> [TASK REQUIREMENTS]: Set down every record below exactly as it stands.

* * *

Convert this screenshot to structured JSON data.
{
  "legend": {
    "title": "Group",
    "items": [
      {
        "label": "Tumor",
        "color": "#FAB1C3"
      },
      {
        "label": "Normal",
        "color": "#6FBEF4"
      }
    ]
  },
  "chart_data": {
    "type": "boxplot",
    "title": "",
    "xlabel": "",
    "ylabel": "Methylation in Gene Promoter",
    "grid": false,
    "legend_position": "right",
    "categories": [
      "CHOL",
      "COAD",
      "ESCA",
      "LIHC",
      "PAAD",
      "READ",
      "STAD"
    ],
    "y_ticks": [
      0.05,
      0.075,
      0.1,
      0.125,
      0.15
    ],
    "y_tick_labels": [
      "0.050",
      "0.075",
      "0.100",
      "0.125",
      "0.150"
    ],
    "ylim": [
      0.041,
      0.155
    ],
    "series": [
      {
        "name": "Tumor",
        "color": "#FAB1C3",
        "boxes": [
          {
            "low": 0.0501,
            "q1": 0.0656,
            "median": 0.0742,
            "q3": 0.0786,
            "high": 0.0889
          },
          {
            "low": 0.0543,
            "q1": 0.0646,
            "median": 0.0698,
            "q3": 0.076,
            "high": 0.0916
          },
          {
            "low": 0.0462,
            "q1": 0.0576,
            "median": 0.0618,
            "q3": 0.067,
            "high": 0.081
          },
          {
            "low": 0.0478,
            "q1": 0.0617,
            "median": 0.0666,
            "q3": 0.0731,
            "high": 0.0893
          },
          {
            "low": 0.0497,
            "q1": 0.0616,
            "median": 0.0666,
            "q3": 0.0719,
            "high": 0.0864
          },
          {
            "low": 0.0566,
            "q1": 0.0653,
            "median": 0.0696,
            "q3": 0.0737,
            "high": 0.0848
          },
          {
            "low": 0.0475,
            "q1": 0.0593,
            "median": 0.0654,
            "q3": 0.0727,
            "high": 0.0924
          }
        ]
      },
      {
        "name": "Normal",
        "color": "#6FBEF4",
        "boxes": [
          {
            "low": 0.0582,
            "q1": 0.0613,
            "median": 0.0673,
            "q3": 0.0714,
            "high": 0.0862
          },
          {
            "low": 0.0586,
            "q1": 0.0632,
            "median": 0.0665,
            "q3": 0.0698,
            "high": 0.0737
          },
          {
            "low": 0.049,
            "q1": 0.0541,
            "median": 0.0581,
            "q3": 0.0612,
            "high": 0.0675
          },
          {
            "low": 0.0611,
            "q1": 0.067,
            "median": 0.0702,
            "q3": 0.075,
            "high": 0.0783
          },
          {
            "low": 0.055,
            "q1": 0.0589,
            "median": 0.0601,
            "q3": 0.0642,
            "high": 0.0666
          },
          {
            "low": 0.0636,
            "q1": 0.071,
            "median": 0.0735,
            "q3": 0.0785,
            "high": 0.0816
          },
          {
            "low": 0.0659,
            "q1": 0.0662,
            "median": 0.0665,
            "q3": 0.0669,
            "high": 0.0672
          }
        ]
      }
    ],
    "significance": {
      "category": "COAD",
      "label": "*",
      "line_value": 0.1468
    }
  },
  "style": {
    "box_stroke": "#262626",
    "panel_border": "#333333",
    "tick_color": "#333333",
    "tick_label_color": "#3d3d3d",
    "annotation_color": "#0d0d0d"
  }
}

* * *

> [OUTPUT OF THE TASK]:
Convert this screenshot to structured JSON data.
{
  "legend": {
    "title": "Group",
    "items": [
      {
        "label": "Tumor",
        "color": "#FAB1C3"
      },
      {
        "label": "Normal",
        "color": "#6FBEF4"
      }
    ]
  },
  "chart_data": {
    "type": "boxplot",
    "title": "",
    "xlabel": "",
    "ylabel": "Methylation in Gene Promoter",
    "grid": false,
    "legend_position": "right",
    "categories": [
      "CHOL",
      "COAD",
      "ESCA",
      "LIHC",
      "PAAD",
      "READ",
      "STAD"
    ],
    "y_ticks": [
      0.05,
      0.075,
      0.1,
      0.125,
      0.15
    ],
    "y_tick_labels": [
      "0.050",
      "0.075",
      "0.100",
      "0.125",
      "0.150"
    ],
    "ylim": [
      0.041,
      0.155
    ],
    "series": [
      {
        "name": "Tumor",
        "color": "#FAB1C3",
        "boxes": [
          {
            "low": 0.0501,
            "q1": 0.0656,
            "median": 0.0742,
            "q3": 0.0786,
            "high": 0.0889
          },
          {
            "low": 0.0543,
            "q1": 0.0646,
            "median": 0.0698,
            "q3": 0.076,
            "high": 0.0916
          },
          {
            "low": 0.0462,
            "q1": 0.0576,
            "median": 0.0618,
            "q3": 0.067,
            "high": 0.081
          },
          {
            "low": 0.0478,
            "q1": 0.0617,
            "median": 0.0666,
            "q3": 0.0731,
            "high": 0.0893
          },
          {
            "low": 0.0497,
            "q1": 0.0616,
            "median": 0.0666,
            "q3": 0.0719,
            "high": 0.0864
          },
          {
            "low": 0.0566,
            "q1": 0.0653,
            "median": 0.0696,
            "q3": 0.0737,
            "high": 0.0848
          },
          {
            "low": 0.0475,
            "q1": 0.0593,
            "median": 0.0654,
            "q3": 0.0727,
            "high": 0.0924
          }
        ]
      },
      {
        "name": "Normal",
        "color": "#6FBEF4",
        "boxes": [
          {
            "low": 0.0582,
            "q1": 0.0613,
            "median": 0.0673,
            "q3": 0.0714,
            "high": 0.0862
          },
          {
            "low": 0.0586,
            "q1": 0.0632,
            "median": 0.0665,
            "q3": 0.0698,
            "high": 0.0737
          },
          {
            "low": 0.049,
            "q1": 0.0541,
            "median": 0.0581,
            "q3": 0.0612,
            "high": 0.0675
          },
          {
            "low": 0.0611,
            "q1": 0.067,
            "median": 0.0702,
            "q3": 0.075,
            "high": 0.0783
          },
          {
            "low": 0.055,
            "q1": 0.0589,
            "median": 0.0601,
            "q3": 0.0642,
            "high": 0.0666
          },
          {
            "low": 0.0636,
            "q1": 0.071,
            "median": 0.0735,
            "q3": 0.0785,
            "high": 0.0816
          },
          {
            "low": 0.0659,
            "q1": 0.0662,
            "median": 0.0665,
            "q3": 0.0669,
            "high": 0.0672
          }
        ]
      }
    ],
    "significance": {
      "category": "COAD",
      "label": "*",
      "line_value": 0.1468
    }
  },
  "style": {
    "box_stroke": "#262626",
    "panel_border": "#333333",
    "tick_color": "#333333",
    "tick_label_color": "#3d3d3d",
    "annotation_color": "#0d0d0d"
  }
}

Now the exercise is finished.